Tally the lines in the records underneath that contain the string "Order", and state the figure by itself.

>>>>

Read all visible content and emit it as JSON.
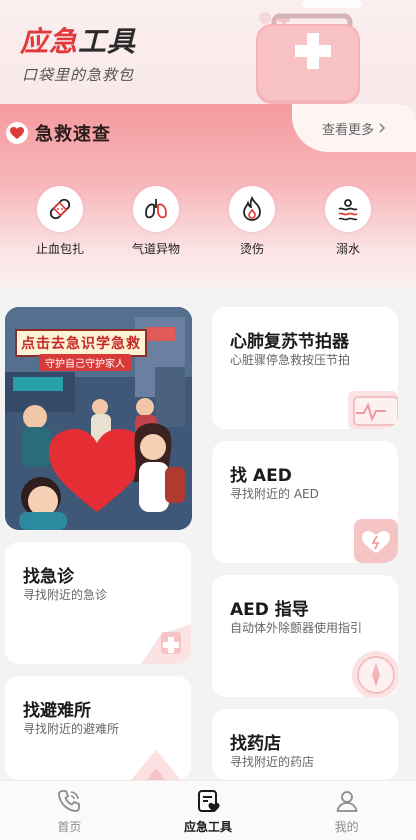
{
  "header": {
    "title_accent": "应急",
    "title_rest": "工具",
    "subtitle": "口袋里的急救包"
  },
  "first_aid": {
    "title": "急救速查",
    "more_label": "查看更多",
    "items": [
      {
        "label": "止血包扎",
        "icon": "bandage-icon"
      },
      {
        "label": "气道异物",
        "icon": "lungs-icon"
      },
      {
        "label": "烫伤",
        "icon": "flame-icon"
      },
      {
        "label": "溺水",
        "icon": "waves-icon"
      }
    ]
  },
  "banner": {
    "title": "点击去急识学急救",
    "subtitle": "守护自己守护家人"
  },
  "cards": {
    "cpr": {
      "title": "心肺复苏节拍器",
      "desc": "心脏骤停急救按压节拍"
    },
    "find_aed": {
      "title": "找 AED",
      "desc": "寻找附近的 AED"
    },
    "emergency": {
      "title": "找急诊",
      "desc": "寻找附近的急诊"
    },
    "aed_guide": {
      "title": "AED 指导",
      "desc": "自动体外除颤器使用指引"
    },
    "shelter": {
      "title": "找避难所",
      "desc": "寻找附近的避难所"
    },
    "pharmacy": {
      "title": "找药店",
      "desc": "寻找附近的药店"
    }
  },
  "nav": {
    "items": [
      {
        "label": "首页",
        "icon": "phone-icon",
        "active": false
      },
      {
        "label": "应急工具",
        "icon": "clipboard-heart-icon",
        "active": true
      },
      {
        "label": "我的",
        "icon": "person-icon",
        "active": false
      }
    ]
  },
  "colors": {
    "accent": "#e03a3a",
    "section_bg": "#f49a9e",
    "page_bg": "#f4f3f3"
  }
}
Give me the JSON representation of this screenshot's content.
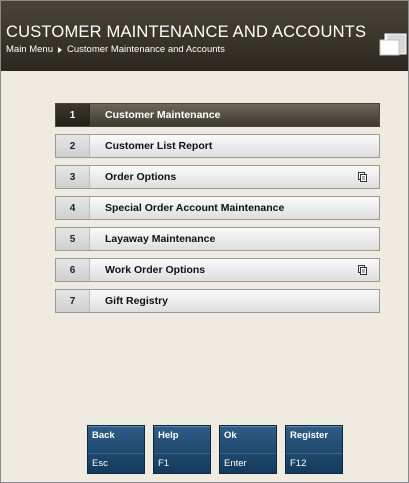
{
  "header": {
    "title": "CUSTOMER MAINTENANCE AND ACCOUNTS",
    "breadcrumb": [
      "Main Menu",
      "Customer Maintenance and Accounts"
    ]
  },
  "menu": {
    "items": [
      {
        "number": "1",
        "label": "Customer Maintenance",
        "active": true,
        "submenu": false
      },
      {
        "number": "2",
        "label": "Customer List Report",
        "active": false,
        "submenu": false
      },
      {
        "number": "3",
        "label": "Order Options",
        "active": false,
        "submenu": true
      },
      {
        "number": "4",
        "label": "Special Order Account Maintenance",
        "active": false,
        "submenu": false
      },
      {
        "number": "5",
        "label": "Layaway Maintenance",
        "active": false,
        "submenu": false
      },
      {
        "number": "6",
        "label": "Work Order Options",
        "active": false,
        "submenu": true
      },
      {
        "number": "7",
        "label": "Gift Registry",
        "active": false,
        "submenu": false
      }
    ]
  },
  "function_keys": [
    {
      "label": "Back",
      "key": "Esc"
    },
    {
      "label": "Help",
      "key": "F1"
    },
    {
      "label": "Ok",
      "key": "Enter"
    },
    {
      "label": "Register",
      "key": "F12"
    }
  ],
  "colors": {
    "header_bg": "#3a352b",
    "content_bg": "#f0ebe0",
    "active_item_bg": "#4e4a3e",
    "fkey_bg": "#1f4a70"
  },
  "icons": {
    "window": "window-icon",
    "submenu": "submenu-icon"
  }
}
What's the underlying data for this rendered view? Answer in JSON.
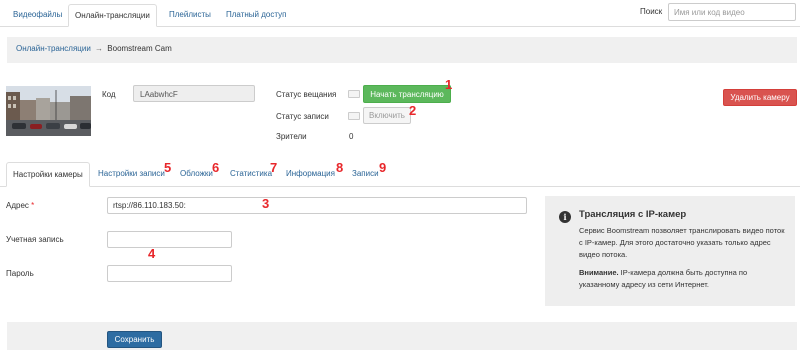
{
  "nav": {
    "tabs": [
      {
        "label": "Видеофайлы"
      },
      {
        "label": "Онлайн-трансляции"
      },
      {
        "label": "Плейлисты"
      },
      {
        "label": "Платный доступ"
      }
    ],
    "active_tab": "Онлайн-трансляции",
    "search_label": "Поиск",
    "search_placeholder": "Имя или код видео"
  },
  "breadcrumb": {
    "parent": "Онлайн-трансляции",
    "separator": "→",
    "current": "Boomstream Cam"
  },
  "camera": {
    "code_label": "Код",
    "code_value": "LAabwhcF",
    "broadcast_status_label": "Статус вещания",
    "start_button": "Начать трансляцию",
    "record_status_label": "Статус записи",
    "enable_button": "Включить",
    "viewers_label": "Зрители",
    "viewers_count": "0",
    "delete_button": "Удалить камеру"
  },
  "tabs": [
    {
      "label": "Настройки камеры"
    },
    {
      "label": "Настройки записи"
    },
    {
      "label": "Обложки"
    },
    {
      "label": "Статистика"
    },
    {
      "label": "Информация"
    },
    {
      "label": "Записи"
    }
  ],
  "active_subtab": "Настройки камеры",
  "form": {
    "address_label": "Адрес",
    "required_mark": "*",
    "address_value": "rtsp://86.110.183.50:",
    "account_label": "Учетная запись",
    "account_value": "",
    "password_label": "Пароль",
    "password_value": "",
    "save_button": "Сохранить"
  },
  "info": {
    "title": "Трансляция с IP-камер",
    "text": "Сервис Boomstream позволяет транслировать видео поток с IP-камер. Для этого достаточно указать только адрес видео потока.",
    "warning_bold": "Внимание.",
    "warning_text": " IP-камера должна быть доступна по указанному адресу из сети Интернет."
  },
  "annotations": [
    "1",
    "2",
    "3",
    "4",
    "5",
    "6",
    "7",
    "8",
    "9"
  ],
  "colors": {
    "link": "#2a6496",
    "start_button": "#5cb85c",
    "delete_button": "#d9534f",
    "save_button": "#2d6ca2",
    "annotation": "#e8272b"
  },
  "icons": {
    "info": "info-circle-icon"
  }
}
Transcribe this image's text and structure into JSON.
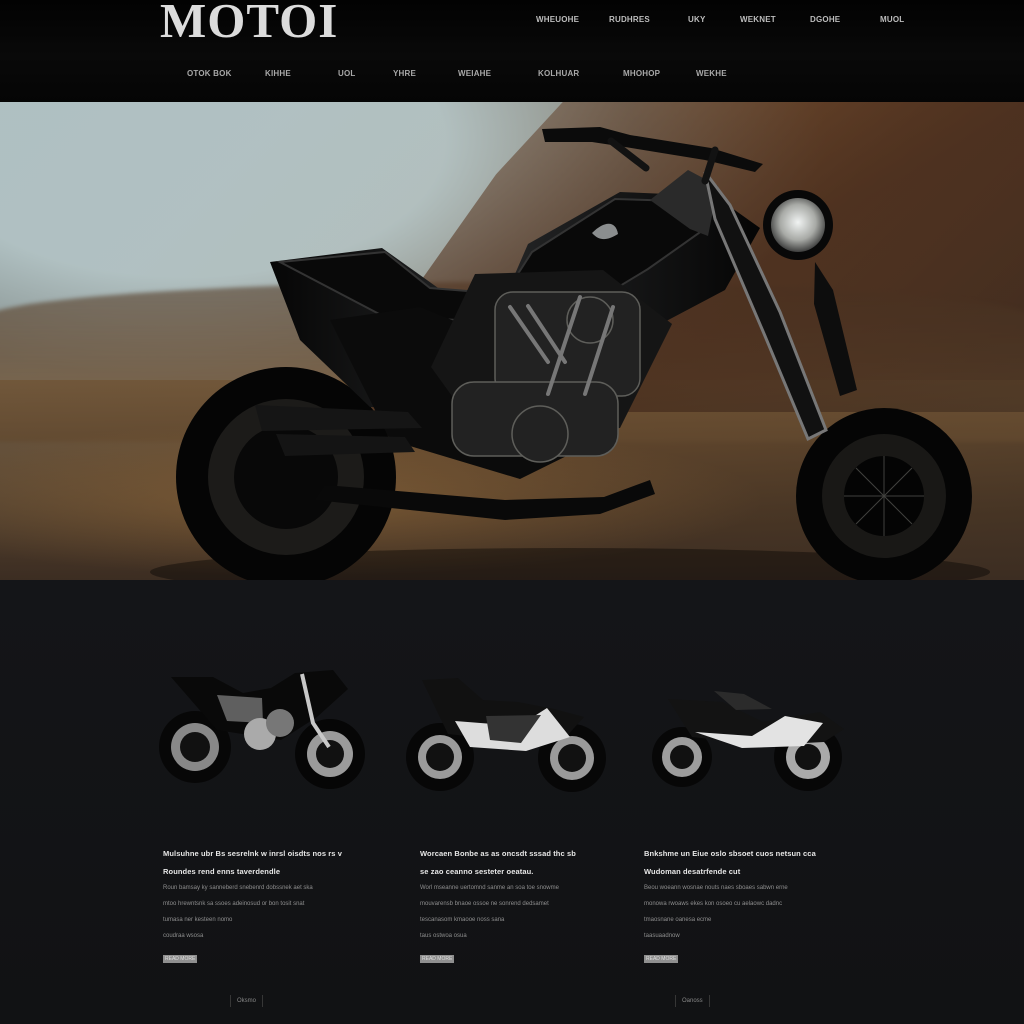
{
  "brand": {
    "logo_text": "MOTOI"
  },
  "navigation": {
    "primary": [
      "WHEUOHE",
      "RUDHRES",
      "UKY",
      "WEKNET",
      "DGOHE",
      "MUOL"
    ],
    "secondary": [
      "OTOK BOK",
      "KIHHE",
      "UOL",
      "YHRE",
      "WEIAHE",
      "KOLHUAR",
      "MHOHOP",
      "WEKHE"
    ]
  },
  "hero": {
    "image_alt": "black motorcycle on desert road"
  },
  "gallery": {
    "items": [
      {
        "title_lines": [
          "Mulsuhne ubr Bs sesrelnk w inrsl oisdts nos rs v",
          "Roundes rend enns taverdendle"
        ],
        "body_lines": [
          "Roun bamsay ky sanneberd snebenrd dobssnek aet ska",
          "mtoo hrewntsnk sa ssoes adeinosud or bon tosit snat",
          "tumasa ner kesteen nomo",
          "coudraa wsosa"
        ],
        "button_label": "READ MORE"
      },
      {
        "title_lines": [
          "Worcaen Bonbe as as oncsdt sssad thc sb",
          "se zao ceanno sesteter oeatau."
        ],
        "body_lines": [
          "Worl mseanne uertomnd sanme an soa toe snowme",
          "mouvarensb bnaoe ossoe ne sonrend dedsamet",
          "tescanasom kmaooe noss sana",
          "taus ostwoa osua"
        ],
        "button_label": "READ MORE"
      },
      {
        "title_lines": [
          "Bnkshme un Eiue oslo sbsoet cuos netsun cca",
          "Wudoman desatrfende cut"
        ],
        "body_lines": [
          "Beou woeann wosnae nouts naes sboaes sabwn erne",
          "monowa rwoaws ekes kon osoeo cu aelaowc dadnc",
          "tmaosnane oanesa ecme",
          "taasuaadnow"
        ],
        "button_label": "READ MORE"
      }
    ]
  },
  "footer": {
    "left_link": "Oksmo",
    "right_link": "Oanoss"
  },
  "colors": {
    "background": "#111214",
    "header": "#050505",
    "accent": "#9b6a3b"
  }
}
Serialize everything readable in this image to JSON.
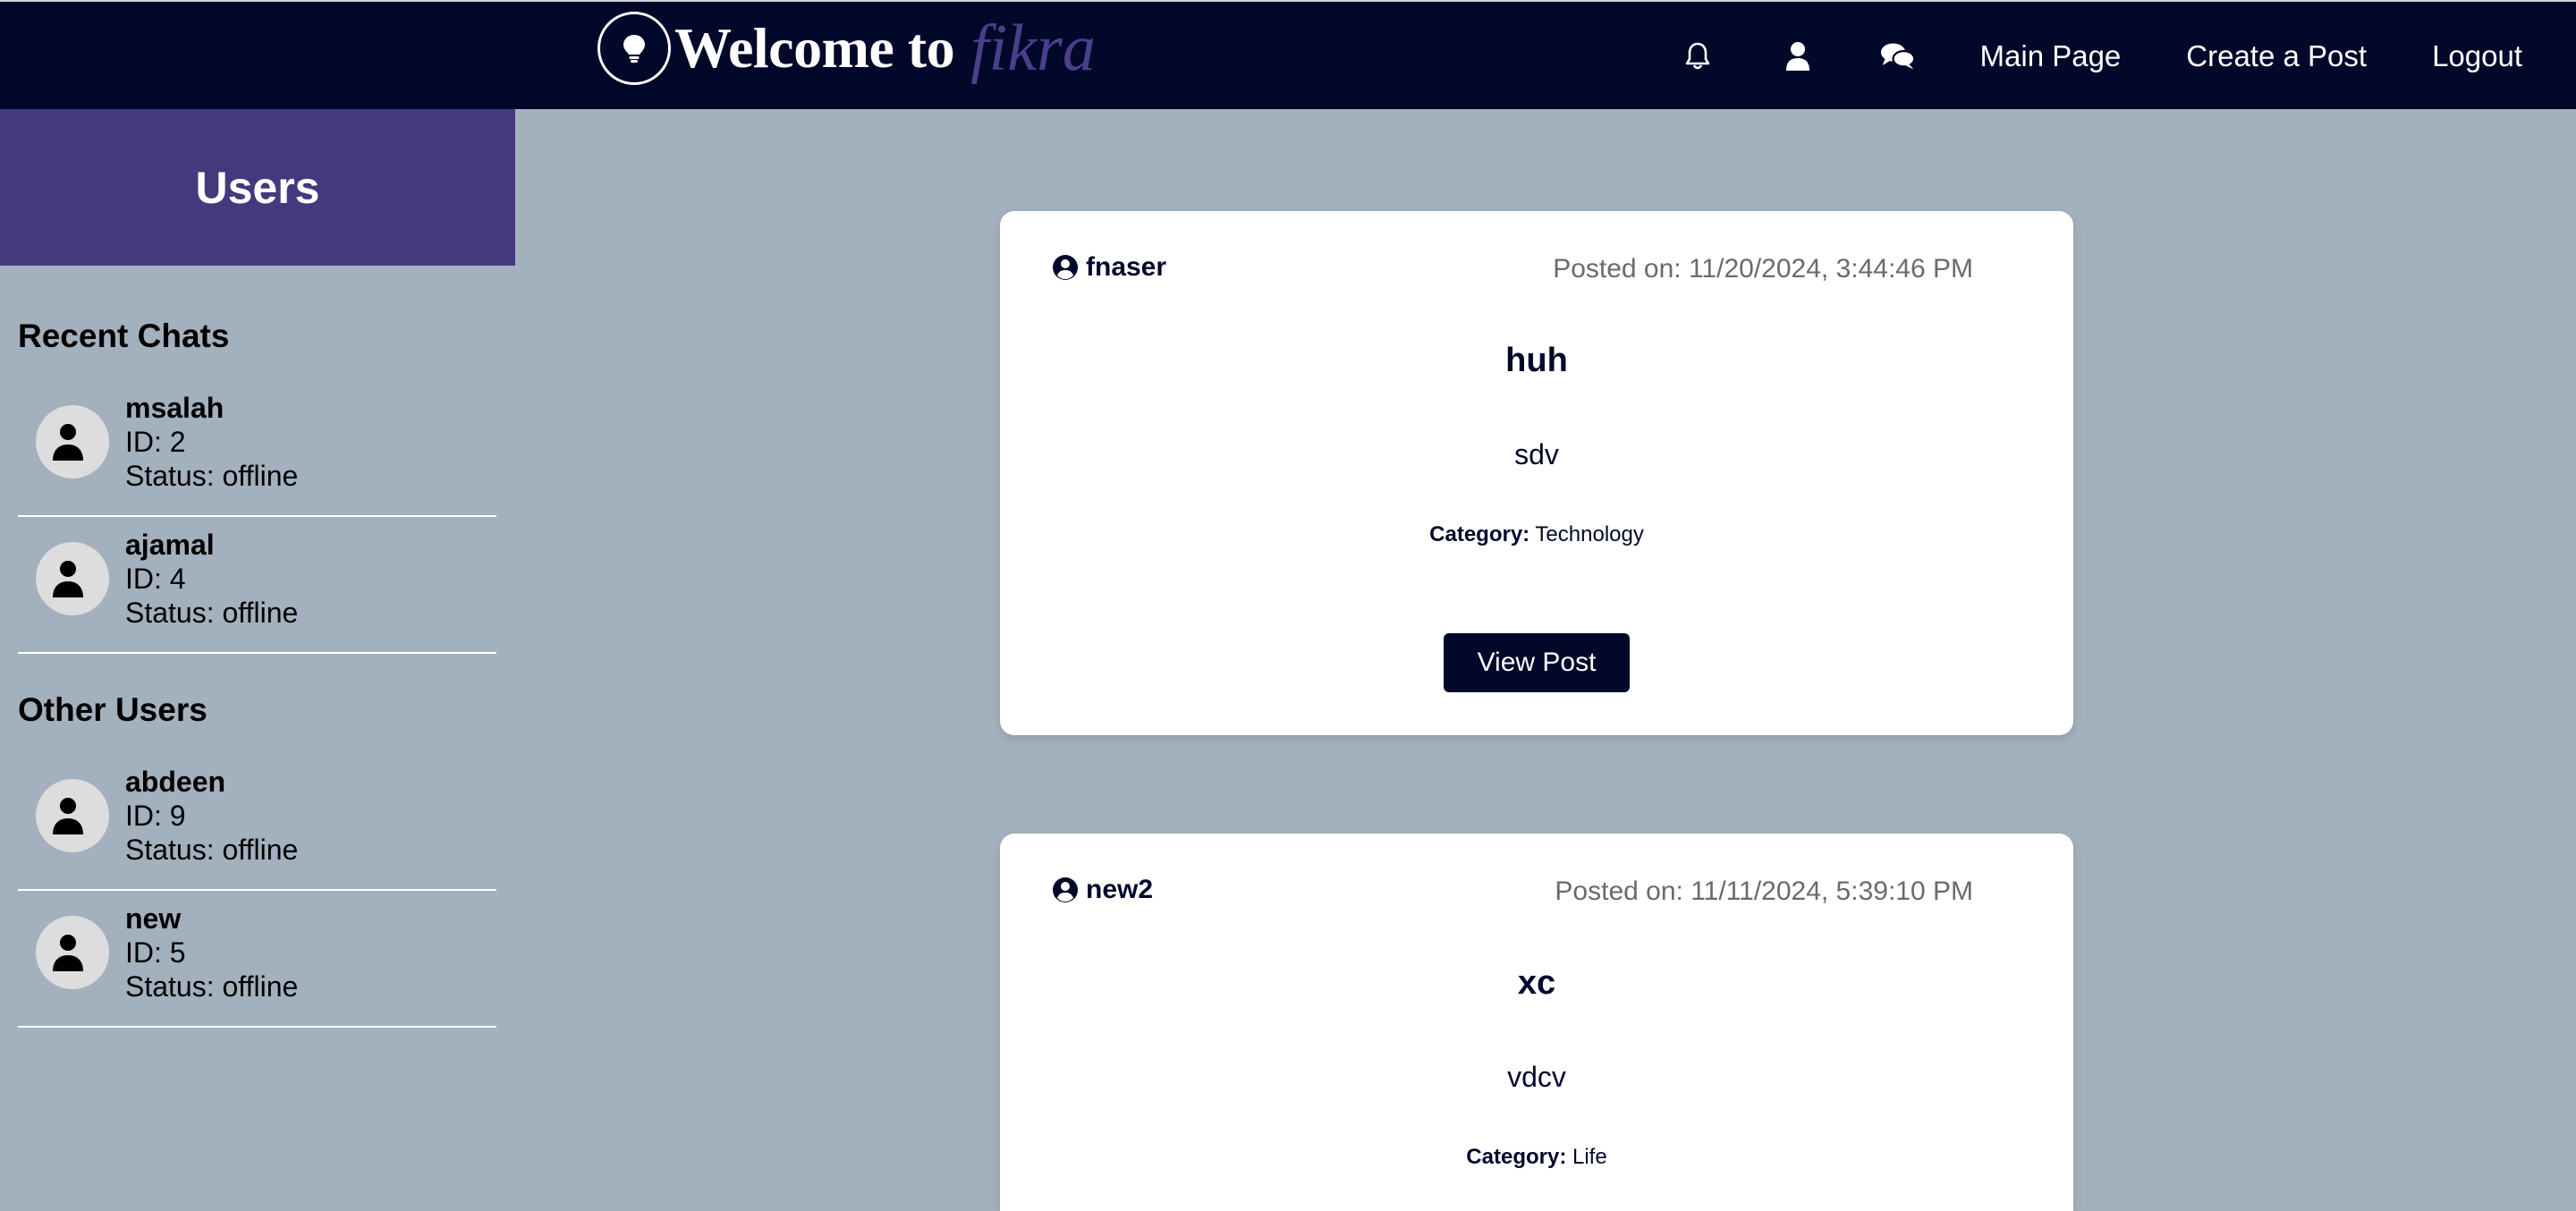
{
  "brand": {
    "title": "Welcome to",
    "accent": "fikra"
  },
  "nav": {
    "icons": [
      "bell-icon",
      "user-icon",
      "comments-icon"
    ],
    "main_page": "Main Page",
    "create_post": "Create a Post",
    "logout": "Logout"
  },
  "sidebar": {
    "title": "Users",
    "recent_title": "Recent Chats",
    "other_title": "Other Users",
    "recent": [
      {
        "name": "msalah",
        "id": "ID: 2",
        "status": "Status: offline"
      },
      {
        "name": "ajamal",
        "id": "ID: 4",
        "status": "Status: offline"
      }
    ],
    "other": [
      {
        "name": "abdeen",
        "id": "ID: 9",
        "status": "Status: offline"
      },
      {
        "name": "new",
        "id": "ID: 5",
        "status": "Status: offline"
      }
    ]
  },
  "posts": [
    {
      "author": "fnaser",
      "date": "Posted on: 11/20/2024, 3:44:46 PM",
      "title": "huh",
      "body": "sdv",
      "category_label": "Category:",
      "category": "Technology",
      "button": "View Post"
    },
    {
      "author": "new2",
      "date": "Posted on: 11/11/2024, 5:39:10 PM",
      "title": "xc",
      "body": "vdcv",
      "category_label": "Category:",
      "category": "Life"
    }
  ],
  "colors": {
    "navbar": "#02082a",
    "sidebar_header": "#433a7e",
    "background": "#a3b0bd",
    "accent": "#4a3f8a"
  }
}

<<<<

THE RESULT:
3